━━ RECORD EXCERPTS ━━
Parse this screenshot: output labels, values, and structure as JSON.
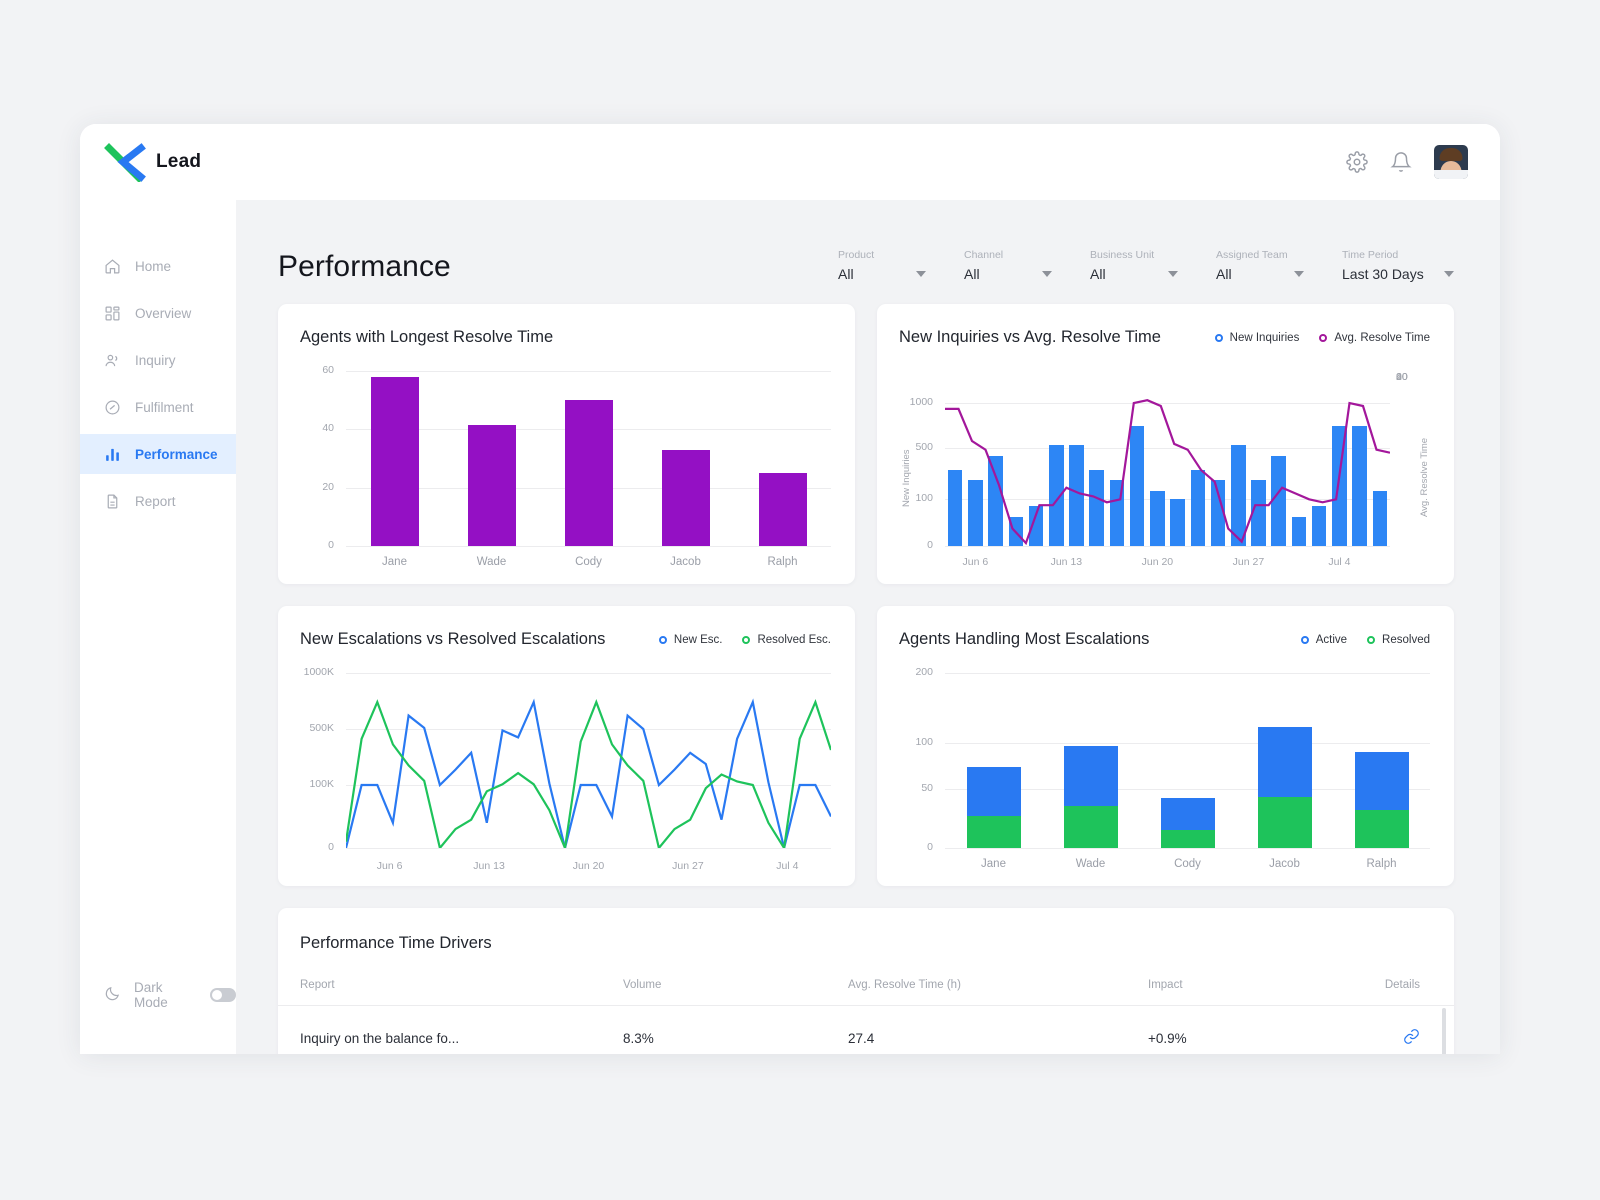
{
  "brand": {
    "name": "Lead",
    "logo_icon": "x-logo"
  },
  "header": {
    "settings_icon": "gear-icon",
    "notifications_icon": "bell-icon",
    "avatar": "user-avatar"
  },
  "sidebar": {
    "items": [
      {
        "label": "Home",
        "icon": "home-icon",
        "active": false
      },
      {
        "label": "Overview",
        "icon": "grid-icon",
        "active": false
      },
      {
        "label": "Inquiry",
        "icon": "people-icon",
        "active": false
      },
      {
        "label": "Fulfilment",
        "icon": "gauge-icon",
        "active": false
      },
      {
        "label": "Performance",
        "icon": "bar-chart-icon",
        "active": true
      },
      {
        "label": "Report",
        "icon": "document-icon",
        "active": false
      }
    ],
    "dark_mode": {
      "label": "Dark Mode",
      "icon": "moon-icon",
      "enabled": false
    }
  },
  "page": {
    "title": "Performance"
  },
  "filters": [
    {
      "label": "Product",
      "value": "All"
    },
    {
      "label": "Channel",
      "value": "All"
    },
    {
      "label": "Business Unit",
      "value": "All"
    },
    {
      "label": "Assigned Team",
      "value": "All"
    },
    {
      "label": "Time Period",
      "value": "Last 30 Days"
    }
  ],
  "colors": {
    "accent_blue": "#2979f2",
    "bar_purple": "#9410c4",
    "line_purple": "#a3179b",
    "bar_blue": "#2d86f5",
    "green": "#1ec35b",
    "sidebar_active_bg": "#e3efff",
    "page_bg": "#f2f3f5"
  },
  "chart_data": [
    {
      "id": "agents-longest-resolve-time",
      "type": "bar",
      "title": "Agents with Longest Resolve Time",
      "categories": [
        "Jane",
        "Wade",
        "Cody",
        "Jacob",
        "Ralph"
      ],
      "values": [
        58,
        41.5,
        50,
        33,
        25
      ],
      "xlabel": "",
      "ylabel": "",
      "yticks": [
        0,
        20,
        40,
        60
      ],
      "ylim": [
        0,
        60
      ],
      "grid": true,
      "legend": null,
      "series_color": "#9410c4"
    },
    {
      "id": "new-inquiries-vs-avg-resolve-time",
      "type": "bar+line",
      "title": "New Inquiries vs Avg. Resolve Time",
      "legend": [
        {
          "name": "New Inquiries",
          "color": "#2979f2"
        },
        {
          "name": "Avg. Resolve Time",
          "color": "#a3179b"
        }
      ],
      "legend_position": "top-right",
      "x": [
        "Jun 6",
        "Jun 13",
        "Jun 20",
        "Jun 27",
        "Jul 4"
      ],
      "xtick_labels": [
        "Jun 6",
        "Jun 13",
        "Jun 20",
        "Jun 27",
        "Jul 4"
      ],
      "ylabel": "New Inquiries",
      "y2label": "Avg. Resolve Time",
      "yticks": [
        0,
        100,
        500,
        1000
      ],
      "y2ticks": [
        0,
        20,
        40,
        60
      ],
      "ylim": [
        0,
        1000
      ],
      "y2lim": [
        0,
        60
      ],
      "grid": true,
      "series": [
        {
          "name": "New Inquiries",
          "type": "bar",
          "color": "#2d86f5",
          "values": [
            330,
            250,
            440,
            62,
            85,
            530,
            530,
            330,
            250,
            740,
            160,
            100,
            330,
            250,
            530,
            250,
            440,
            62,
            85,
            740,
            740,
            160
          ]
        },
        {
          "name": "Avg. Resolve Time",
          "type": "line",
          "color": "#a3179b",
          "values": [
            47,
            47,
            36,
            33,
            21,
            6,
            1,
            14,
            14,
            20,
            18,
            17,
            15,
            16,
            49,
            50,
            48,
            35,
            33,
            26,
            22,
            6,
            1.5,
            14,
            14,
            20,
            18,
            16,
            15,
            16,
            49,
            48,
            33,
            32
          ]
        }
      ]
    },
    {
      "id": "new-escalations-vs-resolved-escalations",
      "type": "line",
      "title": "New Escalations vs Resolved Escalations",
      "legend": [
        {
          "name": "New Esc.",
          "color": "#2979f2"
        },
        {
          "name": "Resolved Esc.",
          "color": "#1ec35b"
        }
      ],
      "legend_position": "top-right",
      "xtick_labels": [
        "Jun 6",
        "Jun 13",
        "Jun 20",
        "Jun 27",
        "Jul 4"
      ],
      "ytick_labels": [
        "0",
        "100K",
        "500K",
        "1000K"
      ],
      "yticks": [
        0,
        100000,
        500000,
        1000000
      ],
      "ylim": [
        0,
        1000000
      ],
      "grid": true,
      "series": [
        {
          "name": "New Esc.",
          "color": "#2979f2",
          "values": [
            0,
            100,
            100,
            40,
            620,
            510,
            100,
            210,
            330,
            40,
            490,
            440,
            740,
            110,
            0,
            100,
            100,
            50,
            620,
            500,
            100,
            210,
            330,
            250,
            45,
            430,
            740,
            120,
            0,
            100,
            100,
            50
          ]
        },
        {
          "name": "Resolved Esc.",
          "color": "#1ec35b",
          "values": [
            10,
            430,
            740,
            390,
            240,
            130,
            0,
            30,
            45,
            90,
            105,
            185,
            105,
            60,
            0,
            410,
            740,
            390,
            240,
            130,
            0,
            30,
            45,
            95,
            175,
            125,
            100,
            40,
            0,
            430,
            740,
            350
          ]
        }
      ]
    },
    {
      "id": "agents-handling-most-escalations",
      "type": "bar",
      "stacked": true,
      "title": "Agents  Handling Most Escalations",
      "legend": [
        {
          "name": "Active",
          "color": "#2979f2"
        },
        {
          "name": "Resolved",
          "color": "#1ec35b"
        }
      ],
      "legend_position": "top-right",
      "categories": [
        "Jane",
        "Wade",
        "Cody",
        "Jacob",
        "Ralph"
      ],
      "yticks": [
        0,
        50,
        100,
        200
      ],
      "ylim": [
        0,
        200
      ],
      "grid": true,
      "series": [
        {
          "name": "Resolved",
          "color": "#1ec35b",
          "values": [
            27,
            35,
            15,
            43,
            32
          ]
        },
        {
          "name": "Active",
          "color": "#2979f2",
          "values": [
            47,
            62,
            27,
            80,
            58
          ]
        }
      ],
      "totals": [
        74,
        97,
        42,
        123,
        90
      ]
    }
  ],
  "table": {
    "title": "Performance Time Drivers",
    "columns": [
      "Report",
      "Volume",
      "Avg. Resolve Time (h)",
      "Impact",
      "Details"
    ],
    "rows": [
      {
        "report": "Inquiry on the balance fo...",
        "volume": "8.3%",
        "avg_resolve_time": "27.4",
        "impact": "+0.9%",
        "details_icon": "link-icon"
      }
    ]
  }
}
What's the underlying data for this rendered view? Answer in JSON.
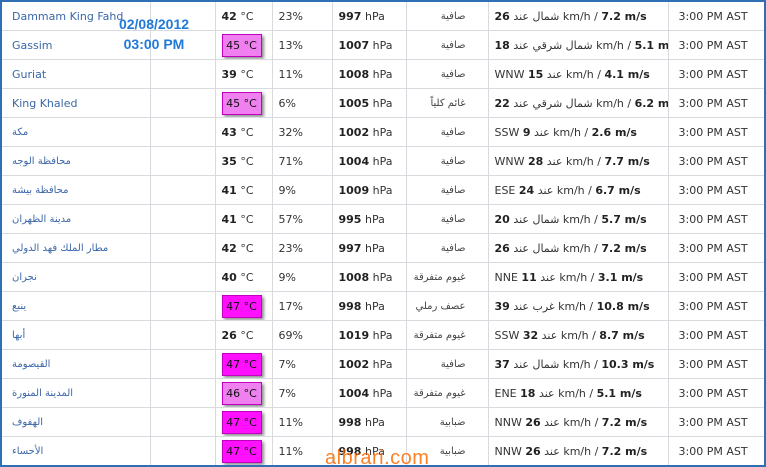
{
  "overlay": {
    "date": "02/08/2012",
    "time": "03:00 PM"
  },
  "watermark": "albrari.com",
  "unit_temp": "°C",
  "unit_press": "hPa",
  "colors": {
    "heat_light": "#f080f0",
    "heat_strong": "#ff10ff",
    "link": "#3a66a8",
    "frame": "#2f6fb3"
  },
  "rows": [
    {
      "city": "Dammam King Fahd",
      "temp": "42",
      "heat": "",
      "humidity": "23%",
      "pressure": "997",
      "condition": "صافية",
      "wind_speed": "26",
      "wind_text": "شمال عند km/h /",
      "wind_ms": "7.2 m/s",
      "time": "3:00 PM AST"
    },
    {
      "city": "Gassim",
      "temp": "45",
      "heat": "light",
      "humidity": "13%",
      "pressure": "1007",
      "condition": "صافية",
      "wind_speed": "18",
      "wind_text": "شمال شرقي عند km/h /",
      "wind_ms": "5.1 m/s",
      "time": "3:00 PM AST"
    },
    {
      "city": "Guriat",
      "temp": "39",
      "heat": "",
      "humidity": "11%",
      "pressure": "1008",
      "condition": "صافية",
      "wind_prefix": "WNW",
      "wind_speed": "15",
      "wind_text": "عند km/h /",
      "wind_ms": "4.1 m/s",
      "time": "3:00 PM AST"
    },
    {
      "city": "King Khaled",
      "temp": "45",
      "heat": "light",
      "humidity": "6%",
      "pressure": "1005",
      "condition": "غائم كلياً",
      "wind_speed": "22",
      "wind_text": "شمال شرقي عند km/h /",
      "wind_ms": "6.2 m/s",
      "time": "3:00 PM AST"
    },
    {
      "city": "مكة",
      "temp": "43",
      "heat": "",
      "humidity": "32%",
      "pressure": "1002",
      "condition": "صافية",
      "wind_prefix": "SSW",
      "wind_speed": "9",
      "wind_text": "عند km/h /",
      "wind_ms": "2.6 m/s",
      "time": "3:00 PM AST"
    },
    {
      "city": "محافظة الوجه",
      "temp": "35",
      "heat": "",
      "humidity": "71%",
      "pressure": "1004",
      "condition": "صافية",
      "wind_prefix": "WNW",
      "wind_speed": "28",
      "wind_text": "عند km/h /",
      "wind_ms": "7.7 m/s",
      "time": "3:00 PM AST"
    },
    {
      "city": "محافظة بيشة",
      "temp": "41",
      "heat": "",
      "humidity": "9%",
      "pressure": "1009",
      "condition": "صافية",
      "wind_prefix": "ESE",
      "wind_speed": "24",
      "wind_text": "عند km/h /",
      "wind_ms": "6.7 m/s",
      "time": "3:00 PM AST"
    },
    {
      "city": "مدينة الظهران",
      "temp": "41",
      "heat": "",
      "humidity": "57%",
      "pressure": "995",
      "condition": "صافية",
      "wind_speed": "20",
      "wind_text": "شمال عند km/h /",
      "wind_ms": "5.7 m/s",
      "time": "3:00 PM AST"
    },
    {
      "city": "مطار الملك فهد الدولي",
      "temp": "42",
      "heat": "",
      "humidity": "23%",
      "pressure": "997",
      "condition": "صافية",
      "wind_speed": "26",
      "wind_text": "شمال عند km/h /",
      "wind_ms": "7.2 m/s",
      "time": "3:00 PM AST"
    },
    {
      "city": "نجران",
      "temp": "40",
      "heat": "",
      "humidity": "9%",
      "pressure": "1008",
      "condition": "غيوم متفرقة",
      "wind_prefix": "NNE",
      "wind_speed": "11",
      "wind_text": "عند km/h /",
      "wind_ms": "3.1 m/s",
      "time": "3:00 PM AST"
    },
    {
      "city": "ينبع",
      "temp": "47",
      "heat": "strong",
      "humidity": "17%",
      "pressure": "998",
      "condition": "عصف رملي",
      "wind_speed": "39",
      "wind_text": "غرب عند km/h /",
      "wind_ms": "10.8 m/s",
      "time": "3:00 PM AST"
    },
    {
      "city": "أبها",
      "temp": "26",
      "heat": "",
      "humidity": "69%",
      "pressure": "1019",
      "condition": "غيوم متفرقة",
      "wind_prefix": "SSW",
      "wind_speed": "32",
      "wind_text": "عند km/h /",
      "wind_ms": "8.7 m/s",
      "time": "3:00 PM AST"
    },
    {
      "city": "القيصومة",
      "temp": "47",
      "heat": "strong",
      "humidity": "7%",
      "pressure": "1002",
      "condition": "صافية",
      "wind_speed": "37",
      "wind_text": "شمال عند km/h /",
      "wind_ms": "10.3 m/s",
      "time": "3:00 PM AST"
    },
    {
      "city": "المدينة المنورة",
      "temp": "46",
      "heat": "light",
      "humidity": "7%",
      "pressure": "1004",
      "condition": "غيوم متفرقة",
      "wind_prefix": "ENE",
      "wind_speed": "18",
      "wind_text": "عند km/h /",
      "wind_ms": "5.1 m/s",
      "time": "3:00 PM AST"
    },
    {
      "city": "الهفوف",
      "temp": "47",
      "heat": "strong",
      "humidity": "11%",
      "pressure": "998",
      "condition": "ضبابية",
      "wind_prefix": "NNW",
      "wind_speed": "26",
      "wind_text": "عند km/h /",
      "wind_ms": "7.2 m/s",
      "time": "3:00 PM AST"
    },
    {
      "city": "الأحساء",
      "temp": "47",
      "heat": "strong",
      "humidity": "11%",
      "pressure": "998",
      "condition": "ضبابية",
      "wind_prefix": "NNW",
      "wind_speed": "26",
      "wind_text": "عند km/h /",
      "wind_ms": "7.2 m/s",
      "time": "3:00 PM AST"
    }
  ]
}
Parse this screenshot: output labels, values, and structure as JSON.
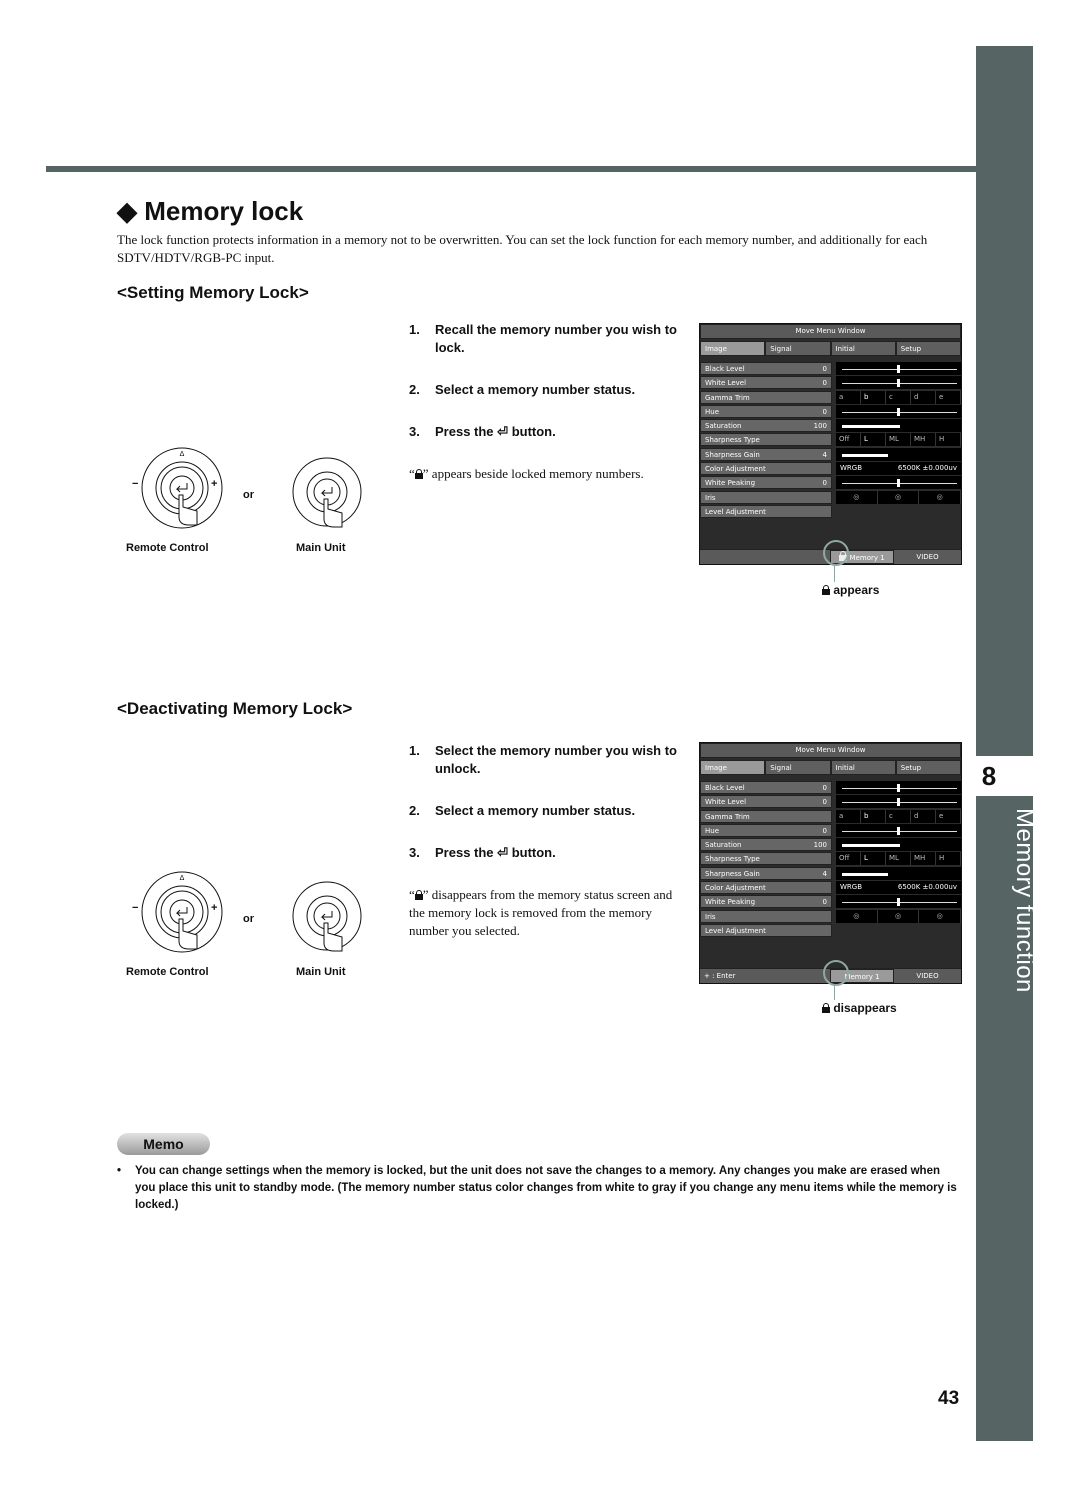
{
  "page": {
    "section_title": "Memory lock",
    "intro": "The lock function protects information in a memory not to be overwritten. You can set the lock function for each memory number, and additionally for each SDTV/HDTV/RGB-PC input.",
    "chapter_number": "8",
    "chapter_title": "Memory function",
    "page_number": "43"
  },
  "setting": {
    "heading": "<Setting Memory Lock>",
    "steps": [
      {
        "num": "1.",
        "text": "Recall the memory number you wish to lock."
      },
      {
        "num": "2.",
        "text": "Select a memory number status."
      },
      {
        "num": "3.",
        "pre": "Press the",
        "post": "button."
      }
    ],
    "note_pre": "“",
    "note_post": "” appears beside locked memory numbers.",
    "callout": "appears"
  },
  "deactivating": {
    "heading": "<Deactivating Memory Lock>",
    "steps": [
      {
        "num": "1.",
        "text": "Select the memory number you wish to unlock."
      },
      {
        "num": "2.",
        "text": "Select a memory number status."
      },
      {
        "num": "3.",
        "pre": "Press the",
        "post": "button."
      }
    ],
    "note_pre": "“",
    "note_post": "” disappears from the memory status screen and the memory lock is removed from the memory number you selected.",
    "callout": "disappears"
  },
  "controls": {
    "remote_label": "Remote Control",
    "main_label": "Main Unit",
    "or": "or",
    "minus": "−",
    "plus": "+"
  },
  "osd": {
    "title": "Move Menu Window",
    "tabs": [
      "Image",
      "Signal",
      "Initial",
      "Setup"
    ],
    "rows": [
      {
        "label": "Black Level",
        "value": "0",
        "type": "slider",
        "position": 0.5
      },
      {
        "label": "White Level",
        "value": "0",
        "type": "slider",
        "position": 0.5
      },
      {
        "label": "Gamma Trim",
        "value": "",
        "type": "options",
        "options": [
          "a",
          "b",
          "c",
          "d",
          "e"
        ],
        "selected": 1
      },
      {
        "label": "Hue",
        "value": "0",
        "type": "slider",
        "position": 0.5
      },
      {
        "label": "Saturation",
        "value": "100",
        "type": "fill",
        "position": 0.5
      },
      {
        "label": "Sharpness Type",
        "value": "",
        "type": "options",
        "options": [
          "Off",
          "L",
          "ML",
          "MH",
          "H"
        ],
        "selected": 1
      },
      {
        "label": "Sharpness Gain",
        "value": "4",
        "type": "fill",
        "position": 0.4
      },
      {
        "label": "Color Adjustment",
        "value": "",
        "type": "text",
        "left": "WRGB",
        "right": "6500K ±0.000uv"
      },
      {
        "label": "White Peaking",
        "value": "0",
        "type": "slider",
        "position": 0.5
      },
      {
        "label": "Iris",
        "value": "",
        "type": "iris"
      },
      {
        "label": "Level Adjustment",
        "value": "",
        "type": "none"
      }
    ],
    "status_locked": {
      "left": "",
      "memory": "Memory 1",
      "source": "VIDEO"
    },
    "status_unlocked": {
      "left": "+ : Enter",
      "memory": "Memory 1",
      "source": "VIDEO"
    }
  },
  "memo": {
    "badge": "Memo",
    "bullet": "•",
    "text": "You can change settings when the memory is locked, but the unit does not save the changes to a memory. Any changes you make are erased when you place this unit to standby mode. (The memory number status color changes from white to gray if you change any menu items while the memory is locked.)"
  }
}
━━━
WHAT TO PRODUCE: In the entries above, count every line containing the word "from". Write only the total.

ANSWER IN FULL: 2